■ Task description ■
Copy out the rows below word for word, from the first row up to and including the row containing "text-line: Het is".

Start of Recorded data

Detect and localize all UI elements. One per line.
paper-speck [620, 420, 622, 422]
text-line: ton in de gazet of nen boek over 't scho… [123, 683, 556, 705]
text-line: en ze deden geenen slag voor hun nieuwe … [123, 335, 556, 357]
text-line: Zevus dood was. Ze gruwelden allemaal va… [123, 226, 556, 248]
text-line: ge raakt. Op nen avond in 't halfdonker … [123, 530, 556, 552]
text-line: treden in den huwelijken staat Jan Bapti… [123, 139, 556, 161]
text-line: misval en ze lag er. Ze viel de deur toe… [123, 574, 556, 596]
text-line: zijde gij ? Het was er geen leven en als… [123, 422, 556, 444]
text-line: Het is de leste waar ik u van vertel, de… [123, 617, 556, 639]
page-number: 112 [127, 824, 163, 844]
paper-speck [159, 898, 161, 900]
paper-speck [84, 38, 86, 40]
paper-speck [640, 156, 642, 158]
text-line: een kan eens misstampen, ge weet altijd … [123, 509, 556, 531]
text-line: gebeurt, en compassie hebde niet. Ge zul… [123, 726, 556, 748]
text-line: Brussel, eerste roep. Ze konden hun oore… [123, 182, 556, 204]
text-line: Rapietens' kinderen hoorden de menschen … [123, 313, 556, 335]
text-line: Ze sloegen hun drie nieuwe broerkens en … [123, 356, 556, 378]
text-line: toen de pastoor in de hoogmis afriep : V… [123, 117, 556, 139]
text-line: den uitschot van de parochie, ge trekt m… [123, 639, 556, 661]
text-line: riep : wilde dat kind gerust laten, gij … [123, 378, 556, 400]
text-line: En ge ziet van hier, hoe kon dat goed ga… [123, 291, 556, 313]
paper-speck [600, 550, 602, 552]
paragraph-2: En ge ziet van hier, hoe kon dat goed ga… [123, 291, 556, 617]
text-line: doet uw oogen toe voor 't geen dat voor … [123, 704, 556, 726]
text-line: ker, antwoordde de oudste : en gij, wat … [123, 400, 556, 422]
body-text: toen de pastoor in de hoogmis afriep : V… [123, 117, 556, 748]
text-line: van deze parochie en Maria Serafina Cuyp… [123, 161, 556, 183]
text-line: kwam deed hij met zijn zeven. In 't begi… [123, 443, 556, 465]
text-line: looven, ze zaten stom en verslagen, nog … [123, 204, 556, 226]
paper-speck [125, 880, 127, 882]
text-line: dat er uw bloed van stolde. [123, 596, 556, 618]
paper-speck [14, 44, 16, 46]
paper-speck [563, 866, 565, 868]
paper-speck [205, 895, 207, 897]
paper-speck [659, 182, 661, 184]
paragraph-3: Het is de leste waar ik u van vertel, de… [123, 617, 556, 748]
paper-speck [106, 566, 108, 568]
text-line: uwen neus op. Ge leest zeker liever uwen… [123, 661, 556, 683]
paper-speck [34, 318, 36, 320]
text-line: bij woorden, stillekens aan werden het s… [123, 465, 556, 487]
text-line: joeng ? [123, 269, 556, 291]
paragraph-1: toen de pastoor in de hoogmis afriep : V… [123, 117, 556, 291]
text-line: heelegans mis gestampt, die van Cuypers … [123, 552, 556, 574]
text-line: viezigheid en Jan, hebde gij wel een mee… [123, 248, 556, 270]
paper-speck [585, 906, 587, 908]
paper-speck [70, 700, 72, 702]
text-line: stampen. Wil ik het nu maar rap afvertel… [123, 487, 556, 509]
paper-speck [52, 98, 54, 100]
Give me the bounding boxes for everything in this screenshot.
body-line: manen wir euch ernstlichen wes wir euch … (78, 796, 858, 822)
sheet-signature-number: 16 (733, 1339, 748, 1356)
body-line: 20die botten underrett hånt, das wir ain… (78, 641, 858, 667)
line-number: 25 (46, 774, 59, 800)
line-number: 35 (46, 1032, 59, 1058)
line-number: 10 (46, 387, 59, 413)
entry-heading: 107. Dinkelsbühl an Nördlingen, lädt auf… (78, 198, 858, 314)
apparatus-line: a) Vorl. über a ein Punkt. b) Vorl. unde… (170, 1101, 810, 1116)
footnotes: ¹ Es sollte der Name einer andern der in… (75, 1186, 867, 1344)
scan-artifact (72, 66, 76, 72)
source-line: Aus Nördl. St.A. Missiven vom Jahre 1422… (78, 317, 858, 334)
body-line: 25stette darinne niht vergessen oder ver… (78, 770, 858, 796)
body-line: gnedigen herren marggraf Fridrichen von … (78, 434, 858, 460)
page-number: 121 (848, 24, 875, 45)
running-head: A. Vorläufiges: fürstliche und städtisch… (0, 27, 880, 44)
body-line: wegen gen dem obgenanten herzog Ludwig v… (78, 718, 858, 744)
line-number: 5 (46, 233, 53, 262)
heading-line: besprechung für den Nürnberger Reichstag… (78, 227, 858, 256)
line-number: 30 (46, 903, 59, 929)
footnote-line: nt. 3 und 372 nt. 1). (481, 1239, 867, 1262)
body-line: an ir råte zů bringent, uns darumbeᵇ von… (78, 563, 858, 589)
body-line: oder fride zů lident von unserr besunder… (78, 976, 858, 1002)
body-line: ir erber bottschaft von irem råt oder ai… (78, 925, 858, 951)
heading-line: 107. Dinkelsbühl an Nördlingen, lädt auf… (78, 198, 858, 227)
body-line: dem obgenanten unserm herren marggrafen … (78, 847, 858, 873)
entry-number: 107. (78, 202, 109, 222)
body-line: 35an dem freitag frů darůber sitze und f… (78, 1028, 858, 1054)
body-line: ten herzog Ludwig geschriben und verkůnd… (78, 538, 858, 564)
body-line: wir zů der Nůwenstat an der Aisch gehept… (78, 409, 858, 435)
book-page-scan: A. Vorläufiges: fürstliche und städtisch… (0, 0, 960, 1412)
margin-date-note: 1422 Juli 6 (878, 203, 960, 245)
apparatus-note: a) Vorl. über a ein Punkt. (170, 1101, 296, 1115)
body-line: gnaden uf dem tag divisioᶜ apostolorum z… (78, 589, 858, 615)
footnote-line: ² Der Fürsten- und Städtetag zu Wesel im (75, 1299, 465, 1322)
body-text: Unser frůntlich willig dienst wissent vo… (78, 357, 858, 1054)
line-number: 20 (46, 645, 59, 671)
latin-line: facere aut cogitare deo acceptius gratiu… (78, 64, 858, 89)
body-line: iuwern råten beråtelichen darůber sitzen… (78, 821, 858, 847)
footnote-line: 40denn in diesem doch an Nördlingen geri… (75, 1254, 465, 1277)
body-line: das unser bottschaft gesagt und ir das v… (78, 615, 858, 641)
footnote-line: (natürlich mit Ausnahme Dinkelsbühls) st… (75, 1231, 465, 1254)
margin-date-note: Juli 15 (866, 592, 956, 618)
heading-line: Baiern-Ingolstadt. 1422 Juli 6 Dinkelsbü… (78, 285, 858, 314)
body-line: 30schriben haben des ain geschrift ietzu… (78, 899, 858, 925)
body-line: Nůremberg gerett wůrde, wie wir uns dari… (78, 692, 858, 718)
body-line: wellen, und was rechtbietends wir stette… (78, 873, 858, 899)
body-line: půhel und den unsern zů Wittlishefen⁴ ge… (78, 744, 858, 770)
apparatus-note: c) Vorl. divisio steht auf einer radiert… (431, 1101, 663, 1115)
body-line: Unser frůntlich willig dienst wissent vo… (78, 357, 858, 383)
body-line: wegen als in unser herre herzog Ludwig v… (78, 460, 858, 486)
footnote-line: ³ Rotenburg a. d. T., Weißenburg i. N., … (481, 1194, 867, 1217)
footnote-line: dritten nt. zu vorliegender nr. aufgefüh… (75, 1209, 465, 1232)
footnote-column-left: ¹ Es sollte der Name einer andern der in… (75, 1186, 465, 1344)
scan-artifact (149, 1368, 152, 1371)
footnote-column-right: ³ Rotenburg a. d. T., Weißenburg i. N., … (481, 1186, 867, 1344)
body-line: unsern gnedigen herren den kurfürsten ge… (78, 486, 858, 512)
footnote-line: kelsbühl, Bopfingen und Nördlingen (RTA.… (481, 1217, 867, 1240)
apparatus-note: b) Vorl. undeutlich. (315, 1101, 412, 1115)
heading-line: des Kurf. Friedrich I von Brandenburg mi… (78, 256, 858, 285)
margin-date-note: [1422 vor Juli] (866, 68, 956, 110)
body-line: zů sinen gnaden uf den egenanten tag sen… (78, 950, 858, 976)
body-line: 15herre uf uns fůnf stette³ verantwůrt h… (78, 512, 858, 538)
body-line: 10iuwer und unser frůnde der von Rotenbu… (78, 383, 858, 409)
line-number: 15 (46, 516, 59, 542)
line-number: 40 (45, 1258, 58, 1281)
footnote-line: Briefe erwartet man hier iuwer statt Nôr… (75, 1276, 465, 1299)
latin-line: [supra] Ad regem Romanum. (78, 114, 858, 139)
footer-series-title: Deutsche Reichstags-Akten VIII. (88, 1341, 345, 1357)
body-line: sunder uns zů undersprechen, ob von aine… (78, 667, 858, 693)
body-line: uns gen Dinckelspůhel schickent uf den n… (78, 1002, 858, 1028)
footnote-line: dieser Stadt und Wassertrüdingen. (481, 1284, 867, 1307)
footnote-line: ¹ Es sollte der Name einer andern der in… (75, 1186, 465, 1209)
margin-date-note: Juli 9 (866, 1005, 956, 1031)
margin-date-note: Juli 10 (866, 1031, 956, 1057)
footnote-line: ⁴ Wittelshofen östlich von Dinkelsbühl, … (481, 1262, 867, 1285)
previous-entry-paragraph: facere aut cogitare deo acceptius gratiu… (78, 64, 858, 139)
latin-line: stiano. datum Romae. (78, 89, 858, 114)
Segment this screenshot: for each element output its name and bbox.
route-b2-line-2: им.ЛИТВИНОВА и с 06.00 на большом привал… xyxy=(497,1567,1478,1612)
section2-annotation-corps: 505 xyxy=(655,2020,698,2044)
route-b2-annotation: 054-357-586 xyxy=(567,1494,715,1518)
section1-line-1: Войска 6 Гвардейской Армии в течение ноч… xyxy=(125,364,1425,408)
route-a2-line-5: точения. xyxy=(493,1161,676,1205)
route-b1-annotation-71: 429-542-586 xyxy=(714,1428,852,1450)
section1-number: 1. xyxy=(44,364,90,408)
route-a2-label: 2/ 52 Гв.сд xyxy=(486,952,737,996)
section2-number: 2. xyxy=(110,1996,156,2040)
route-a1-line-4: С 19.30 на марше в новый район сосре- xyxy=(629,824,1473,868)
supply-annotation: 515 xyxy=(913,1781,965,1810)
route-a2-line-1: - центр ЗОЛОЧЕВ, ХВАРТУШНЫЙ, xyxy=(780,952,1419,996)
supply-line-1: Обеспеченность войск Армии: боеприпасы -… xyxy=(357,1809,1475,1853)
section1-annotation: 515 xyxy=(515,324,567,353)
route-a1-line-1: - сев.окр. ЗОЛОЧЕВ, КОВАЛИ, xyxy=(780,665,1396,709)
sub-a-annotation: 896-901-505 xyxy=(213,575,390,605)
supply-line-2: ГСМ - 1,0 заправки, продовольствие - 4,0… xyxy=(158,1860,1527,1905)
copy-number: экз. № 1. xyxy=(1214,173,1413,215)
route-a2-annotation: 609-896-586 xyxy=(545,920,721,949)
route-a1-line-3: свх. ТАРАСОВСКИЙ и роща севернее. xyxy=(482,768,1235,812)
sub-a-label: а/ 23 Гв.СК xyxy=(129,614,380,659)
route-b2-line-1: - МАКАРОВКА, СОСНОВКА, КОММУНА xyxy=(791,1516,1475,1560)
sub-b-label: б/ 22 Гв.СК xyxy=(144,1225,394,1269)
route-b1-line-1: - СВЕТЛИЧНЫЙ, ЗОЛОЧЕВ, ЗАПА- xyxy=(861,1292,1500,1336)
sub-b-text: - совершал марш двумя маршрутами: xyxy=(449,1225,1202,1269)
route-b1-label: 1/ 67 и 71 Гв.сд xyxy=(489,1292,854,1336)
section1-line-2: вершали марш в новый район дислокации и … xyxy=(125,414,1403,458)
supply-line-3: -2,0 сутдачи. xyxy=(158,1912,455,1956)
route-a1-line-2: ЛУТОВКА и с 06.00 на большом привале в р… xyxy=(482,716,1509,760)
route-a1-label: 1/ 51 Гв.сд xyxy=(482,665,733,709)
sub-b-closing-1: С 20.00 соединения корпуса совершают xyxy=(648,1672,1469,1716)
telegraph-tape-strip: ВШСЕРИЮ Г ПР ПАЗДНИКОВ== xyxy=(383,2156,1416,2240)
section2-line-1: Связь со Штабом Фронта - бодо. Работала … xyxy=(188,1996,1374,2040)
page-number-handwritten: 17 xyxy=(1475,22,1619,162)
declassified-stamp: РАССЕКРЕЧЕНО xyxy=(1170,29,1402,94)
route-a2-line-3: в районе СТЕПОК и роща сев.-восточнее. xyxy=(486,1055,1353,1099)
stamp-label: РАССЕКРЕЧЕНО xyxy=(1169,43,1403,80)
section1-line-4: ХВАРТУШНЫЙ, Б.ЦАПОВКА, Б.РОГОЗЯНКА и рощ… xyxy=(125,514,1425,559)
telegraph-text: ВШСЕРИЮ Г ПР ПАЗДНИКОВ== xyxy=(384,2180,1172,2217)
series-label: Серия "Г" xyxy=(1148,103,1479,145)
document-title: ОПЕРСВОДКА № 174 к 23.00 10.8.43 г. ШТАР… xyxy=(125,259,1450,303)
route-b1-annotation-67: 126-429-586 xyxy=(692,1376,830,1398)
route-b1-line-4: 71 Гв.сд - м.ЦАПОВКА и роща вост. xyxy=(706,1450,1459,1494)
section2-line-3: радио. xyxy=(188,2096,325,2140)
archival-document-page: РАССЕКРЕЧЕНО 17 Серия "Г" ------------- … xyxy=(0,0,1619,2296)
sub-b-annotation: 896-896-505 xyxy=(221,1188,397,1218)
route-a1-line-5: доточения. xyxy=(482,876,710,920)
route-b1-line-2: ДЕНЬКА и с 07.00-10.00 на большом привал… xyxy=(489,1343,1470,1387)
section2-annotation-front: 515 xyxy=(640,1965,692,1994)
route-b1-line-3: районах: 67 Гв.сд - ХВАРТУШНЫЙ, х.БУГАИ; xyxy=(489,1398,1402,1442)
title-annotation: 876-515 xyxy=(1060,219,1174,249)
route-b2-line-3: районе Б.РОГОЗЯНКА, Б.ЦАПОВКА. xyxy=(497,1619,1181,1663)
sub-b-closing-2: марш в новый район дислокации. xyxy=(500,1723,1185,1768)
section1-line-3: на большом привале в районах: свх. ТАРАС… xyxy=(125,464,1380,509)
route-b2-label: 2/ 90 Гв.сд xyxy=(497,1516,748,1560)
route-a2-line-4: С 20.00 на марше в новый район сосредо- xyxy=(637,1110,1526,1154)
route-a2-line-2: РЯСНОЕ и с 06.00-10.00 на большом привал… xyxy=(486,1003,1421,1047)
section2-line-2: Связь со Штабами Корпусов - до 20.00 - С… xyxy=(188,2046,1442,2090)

End of Recorded data

■ Correct output ■
Detect and localize all UI elements. One per line.
paper-speck [620, 420, 622, 422]
text-line: ton in de gazet of nen boek over 't scho… [123, 683, 556, 705]
text-line: en ze deden geenen slag voor hun nieuwe … [123, 335, 556, 357]
text-line: Zevus dood was. Ze gruwelden allemaal va… [123, 226, 556, 248]
text-line: ge raakt. Op nen avond in 't halfdonker … [123, 530, 556, 552]
text-line: treden in den huwelijken staat Jan Bapti… [123, 139, 556, 161]
text-line: misval en ze lag er. Ze viel de deur toe… [123, 574, 556, 596]
text-line: zijde gij ? Het was er geen leven en als… [123, 422, 556, 444]
text-line: Het is de leste waar ik u van vertel, de… [123, 617, 556, 639]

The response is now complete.